Below is a set of records; restate each one word for word.

╔══

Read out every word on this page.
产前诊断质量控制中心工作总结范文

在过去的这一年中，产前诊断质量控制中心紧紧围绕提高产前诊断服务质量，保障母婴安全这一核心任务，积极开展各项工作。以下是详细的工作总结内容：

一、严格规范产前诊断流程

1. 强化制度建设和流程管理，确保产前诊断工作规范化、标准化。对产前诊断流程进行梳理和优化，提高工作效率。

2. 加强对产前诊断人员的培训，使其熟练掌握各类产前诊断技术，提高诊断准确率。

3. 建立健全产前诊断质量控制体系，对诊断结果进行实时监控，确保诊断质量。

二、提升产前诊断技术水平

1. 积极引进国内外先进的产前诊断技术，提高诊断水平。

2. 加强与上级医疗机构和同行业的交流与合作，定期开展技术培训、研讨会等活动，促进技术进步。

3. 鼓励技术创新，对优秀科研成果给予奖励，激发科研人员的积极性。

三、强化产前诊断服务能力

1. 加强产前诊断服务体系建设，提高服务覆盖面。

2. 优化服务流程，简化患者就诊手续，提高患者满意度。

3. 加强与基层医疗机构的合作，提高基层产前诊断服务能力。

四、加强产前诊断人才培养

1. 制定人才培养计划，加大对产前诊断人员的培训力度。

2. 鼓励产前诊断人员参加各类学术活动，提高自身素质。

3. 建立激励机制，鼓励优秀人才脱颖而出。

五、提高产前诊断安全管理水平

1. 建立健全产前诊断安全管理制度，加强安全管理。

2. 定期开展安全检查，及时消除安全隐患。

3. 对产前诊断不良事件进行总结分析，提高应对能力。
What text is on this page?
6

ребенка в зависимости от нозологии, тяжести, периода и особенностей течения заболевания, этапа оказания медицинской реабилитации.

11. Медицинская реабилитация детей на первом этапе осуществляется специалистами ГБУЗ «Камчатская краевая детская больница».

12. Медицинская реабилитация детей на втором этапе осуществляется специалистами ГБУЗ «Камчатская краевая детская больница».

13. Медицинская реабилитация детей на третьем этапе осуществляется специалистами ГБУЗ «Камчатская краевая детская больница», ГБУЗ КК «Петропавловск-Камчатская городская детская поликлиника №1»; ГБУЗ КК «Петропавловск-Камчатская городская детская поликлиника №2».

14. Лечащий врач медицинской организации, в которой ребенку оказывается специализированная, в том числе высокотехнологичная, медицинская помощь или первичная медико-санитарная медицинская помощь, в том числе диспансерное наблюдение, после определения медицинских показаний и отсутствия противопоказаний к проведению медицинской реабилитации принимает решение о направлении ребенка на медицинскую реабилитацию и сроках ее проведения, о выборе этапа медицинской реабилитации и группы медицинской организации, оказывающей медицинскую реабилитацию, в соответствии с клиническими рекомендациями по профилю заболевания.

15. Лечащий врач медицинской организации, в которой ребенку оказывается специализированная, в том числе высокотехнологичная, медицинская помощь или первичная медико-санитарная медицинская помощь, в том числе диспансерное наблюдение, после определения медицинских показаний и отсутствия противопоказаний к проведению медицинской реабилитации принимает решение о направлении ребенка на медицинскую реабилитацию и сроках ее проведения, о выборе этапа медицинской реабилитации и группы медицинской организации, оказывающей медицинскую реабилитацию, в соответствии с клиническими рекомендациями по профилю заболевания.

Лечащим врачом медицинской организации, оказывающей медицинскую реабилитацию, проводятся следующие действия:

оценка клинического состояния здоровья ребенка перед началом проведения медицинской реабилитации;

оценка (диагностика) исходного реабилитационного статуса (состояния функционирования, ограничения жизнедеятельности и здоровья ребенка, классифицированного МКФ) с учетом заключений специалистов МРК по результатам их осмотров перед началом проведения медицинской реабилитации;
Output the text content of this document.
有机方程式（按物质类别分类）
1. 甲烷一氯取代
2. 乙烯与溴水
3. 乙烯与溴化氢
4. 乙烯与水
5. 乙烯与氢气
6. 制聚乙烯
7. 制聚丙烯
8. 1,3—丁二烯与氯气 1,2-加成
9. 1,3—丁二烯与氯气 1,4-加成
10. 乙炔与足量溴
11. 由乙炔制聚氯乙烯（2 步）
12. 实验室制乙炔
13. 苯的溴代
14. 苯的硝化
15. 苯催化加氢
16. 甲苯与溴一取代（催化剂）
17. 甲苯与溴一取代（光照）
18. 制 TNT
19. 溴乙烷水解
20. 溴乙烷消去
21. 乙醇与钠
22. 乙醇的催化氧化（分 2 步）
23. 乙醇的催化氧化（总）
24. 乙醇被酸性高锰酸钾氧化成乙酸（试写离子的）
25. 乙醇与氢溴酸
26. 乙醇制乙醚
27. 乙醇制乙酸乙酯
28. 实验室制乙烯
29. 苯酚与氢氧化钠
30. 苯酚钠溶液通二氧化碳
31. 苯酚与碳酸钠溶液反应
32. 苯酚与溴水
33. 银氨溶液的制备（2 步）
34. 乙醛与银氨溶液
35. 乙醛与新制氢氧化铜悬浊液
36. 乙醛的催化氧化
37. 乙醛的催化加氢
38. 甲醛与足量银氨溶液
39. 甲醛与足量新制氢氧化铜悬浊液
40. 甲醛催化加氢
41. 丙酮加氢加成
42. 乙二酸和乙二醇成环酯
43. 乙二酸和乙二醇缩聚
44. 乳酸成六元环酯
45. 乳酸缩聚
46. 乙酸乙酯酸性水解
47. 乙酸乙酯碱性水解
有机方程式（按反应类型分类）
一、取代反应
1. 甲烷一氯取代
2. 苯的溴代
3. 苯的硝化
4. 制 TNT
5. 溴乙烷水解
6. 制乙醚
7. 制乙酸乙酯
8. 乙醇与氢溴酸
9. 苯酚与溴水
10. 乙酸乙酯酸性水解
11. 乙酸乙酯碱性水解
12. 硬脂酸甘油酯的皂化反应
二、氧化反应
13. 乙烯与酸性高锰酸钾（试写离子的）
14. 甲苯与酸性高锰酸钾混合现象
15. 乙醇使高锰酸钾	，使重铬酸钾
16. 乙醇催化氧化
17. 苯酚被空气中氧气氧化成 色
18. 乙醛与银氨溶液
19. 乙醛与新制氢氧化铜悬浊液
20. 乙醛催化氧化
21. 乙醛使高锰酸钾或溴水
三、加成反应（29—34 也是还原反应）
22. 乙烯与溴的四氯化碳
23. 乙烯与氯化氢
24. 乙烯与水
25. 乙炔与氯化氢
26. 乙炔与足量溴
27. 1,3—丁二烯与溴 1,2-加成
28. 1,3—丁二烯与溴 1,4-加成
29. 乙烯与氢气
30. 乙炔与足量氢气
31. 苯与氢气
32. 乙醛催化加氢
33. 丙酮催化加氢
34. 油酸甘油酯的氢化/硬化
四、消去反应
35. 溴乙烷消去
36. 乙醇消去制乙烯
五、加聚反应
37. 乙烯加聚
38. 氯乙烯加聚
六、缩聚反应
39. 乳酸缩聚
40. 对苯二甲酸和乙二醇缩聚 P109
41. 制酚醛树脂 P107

╚══

## SOLUTION BELOW
Read out every word on this page.
产前诊断质量控制中心工作总结范文

在过去的这一年中，产前诊断质量控制中心紧紧围绕提高产前诊断服务质量，保障母婴安全这一核心任务，积极开展各项工作。以下是详细的工作总结内容：

一、严格规范产前诊断流程

1. 强化制度建设和流程管理，确保产前诊断工作规范化、标准化。对产前诊断流程进行梳理和优化，提高工作效率。

2. 加强对产前诊断人员的培训，使其熟练掌握各类产前诊断技术，提高诊断准确率。

3. 建立健全产前诊断质量控制体系，对诊断结果进行实时监控，确保诊断质量。

二、提升产前诊断技术水平

1. 积极引进国内外先进的产前诊断技术，提高诊断水平。

2. 加强与上级医疗机构和同行业的交流与合作，定期开展技术培训、研讨会等活动，促进技术进步。

3. 鼓励技术创新，对优秀科研成果给予奖励，激发科研人员的积极性。

三、强化产前诊断服务能力

1. 加强产前诊断服务体系建设，提高服务覆盖面。

2. 优化服务流程，简化患者就诊手续，提高患者满意度。

3. 加强与基层医疗机构的合作，提高基层产前诊断服务能力。

四、加强产前诊断人才培养

1. 制定人才培养计划，加大对产前诊断人员的培训力度。

2. 鼓励产前诊断人员参加各类学术活动，提高自身素质。

3. 建立激励机制，鼓励优秀人才脱颖而出。

五、提高产前诊断安全管理水平

1. 建立健全产前诊断安全管理制度，加强安全管理。

2. 定期开展安全检查，及时消除安全隐患。

3. 对产前诊断不良事件进行总结分析，提高应对能力。
What text is on this page?
6

ребенка в зависимости от нозологии, тяжести, периода и особенностей течения заболевания, этапа оказания медицинской реабилитации.

11. Медицинская реабилитация детей на первом этапе осуществляется специалистами ГБУЗ «Камчатская краевая детская больница».

12. Медицинская реабилитация детей на втором этапе осуществляется специалистами ГБУЗ «Камчатская краевая детская больница».

13. Медицинская реабилитация детей на третьем этапе осуществляется специалистами ГБУЗ «Камчатская краевая детская больница», ГБУЗ КК «Петропавловск-Камчатская городская детская поликлиника №1»; ГБУЗ КК «Петропавловск-Камчатская городская детская поликлиника №2».

14. Лечащий врач медицинской организации, в которой ребенку оказывается специализированная, в том числе высокотехнологичная, медицинская помощь или первичная медико-санитарная медицинская помощь, в том числе диспансерное наблюдение, после определения медицинских показаний и отсутствия противопоказаний к проведению медицинской реабилитации принимает решение о направлении ребенка на медицинскую реабилитацию и сроках ее проведения, о выборе этапа медицинской реабилитации и группы медицинской организации, оказывающей медицинскую реабилитацию, в соответствии с клиническими рекомендациями по профилю заболевания.

15. Лечащий врач медицинской организации, в которой ребенку оказывается специализированная, в том числе высокотехнологичная, медицинская помощь или первичная медико-санитарная медицинская помощь, в том числе диспансерное наблюдение, после определения медицинских показаний и отсутствия противопоказаний к проведению медицинской реабилитации принимает решение о направлении ребенка на медицинскую реабилитацию и сроках ее проведения, о выборе этапа медицинской реабилитации и группы медицинской организации, оказывающей медицинскую реабилитацию, в соответствии с клиническими рекомендациями по профилю заболевания.

Лечащим врачом медицинской организации, оказывающей медицинскую реабилитацию, проводятся следующие действия:

оценка клинического состояния здоровья ребенка перед началом проведения медицинской реабилитации;

оценка (диагностика) исходного реабилитационного статуса (состояния функционирования, ограничения жизнедеятельности и здоровья ребенка, классифицированного МКФ) с учетом заключений специалистов МРК по результатам их осмотров перед началом проведения медицинской реабилитации;
Output the text content of this document.
有机方程式（按物质类别分类）
1. 甲烷一氯取代
2. 乙烯与溴水
3. 乙烯与溴化氢
4. 乙烯与水
5. 乙烯与氢气
6. 制聚乙烯
7. 制聚丙烯
8. 1,3—丁二烯与氯气 1,2-加成
9. 1,3—丁二烯与氯气 1,4-加成
10. 乙炔与足量溴
11. 由乙炔制聚氯乙烯（2 步）
12. 实验室制乙炔
13. 苯的溴代
14. 苯的硝化
15. 苯催化加氢
16. 甲苯与溴一取代（催化剂）
17. 甲苯与溴一取代（光照）
18. 制 TNT
19. 溴乙烷水解
20. 溴乙烷消去
21. 乙醇与钠
22. 乙醇的催化氧化（分 2 步）
23. 乙醇的催化氧化（总）
24. 乙醇被酸性高锰酸钾氧化成乙酸（试写离子的）
25. 乙醇与氢溴酸
26. 乙醇制乙醚
27. 乙醇制乙酸乙酯
28. 实验室制乙烯
29. 苯酚与氢氧化钠
30. 苯酚钠溶液通二氧化碳
31. 苯酚与碳酸钠溶液反应
32. 苯酚与溴水
33. 银氨溶液的制备（2 步）
34. 乙醛与银氨溶液
35. 乙醛与新制氢氧化铜悬浊液
36. 乙醛的催化氧化
37. 乙醛的催化加氢
38. 甲醛与足量银氨溶液
39. 甲醛与足量新制氢氧化铜悬浊液
40. 甲醛催化加氢
41. 丙酮加氢加成
42. 乙二酸和乙二醇成环酯
43. 乙二酸和乙二醇缩聚
44. 乳酸成六元环酯
45. 乳酸缩聚
46. 乙酸乙酯酸性水解
47. 乙酸乙酯碱性水解
有机方程式（按反应类型分类）
一、取代反应
1. 甲烷一氯取代
2. 苯的溴代
3. 苯的硝化
4. 制 TNT
5. 溴乙烷水解
6. 制乙醚
7. 制乙酸乙酯
8. 乙醇与氢溴酸
9. 苯酚与溴水
10. 乙酸乙酯酸性水解
11. 乙酸乙酯碱性水解
12. 硬脂酸甘油酯的皂化反应
二、氧化反应
13. 乙烯与酸性高锰酸钾（试写离子的）
14. 甲苯与酸性高锰酸钾混合现象
15. 乙醇使高锰酸钾	，使重铬酸钾
16. 乙醇催化氧化
17. 苯酚被空气中氧气氧化成 色
18. 乙醛与银氨溶液
19. 乙醛与新制氢氧化铜悬浊液
20. 乙醛催化氧化
21. 乙醛使高锰酸钾或溴水
三、加成反应（29—34 也是还原反应）
22. 乙烯与溴的四氯化碳
23. 乙烯与氯化氢
24. 乙烯与水
25. 乙炔与氯化氢
26. 乙炔与足量溴
27. 1,3—丁二烯与溴 1,2-加成
28. 1,3—丁二烯与溴 1,4-加成
29. 乙烯与氢气
30. 乙炔与足量氢气
31. 苯与氢气
32. 乙醛催化加氢
33. 丙酮催化加氢
34. 油酸甘油酯的氢化/硬化
四、消去反应
35. 溴乙烷消去
36. 乙醇消去制乙烯
五、加聚反应
37. 乙烯加聚
38. 氯乙烯加聚
六、缩聚反应
39. 乳酸缩聚
40. 对苯二甲酸和乙二醇缩聚 P109
41. 制酚醛树脂 P107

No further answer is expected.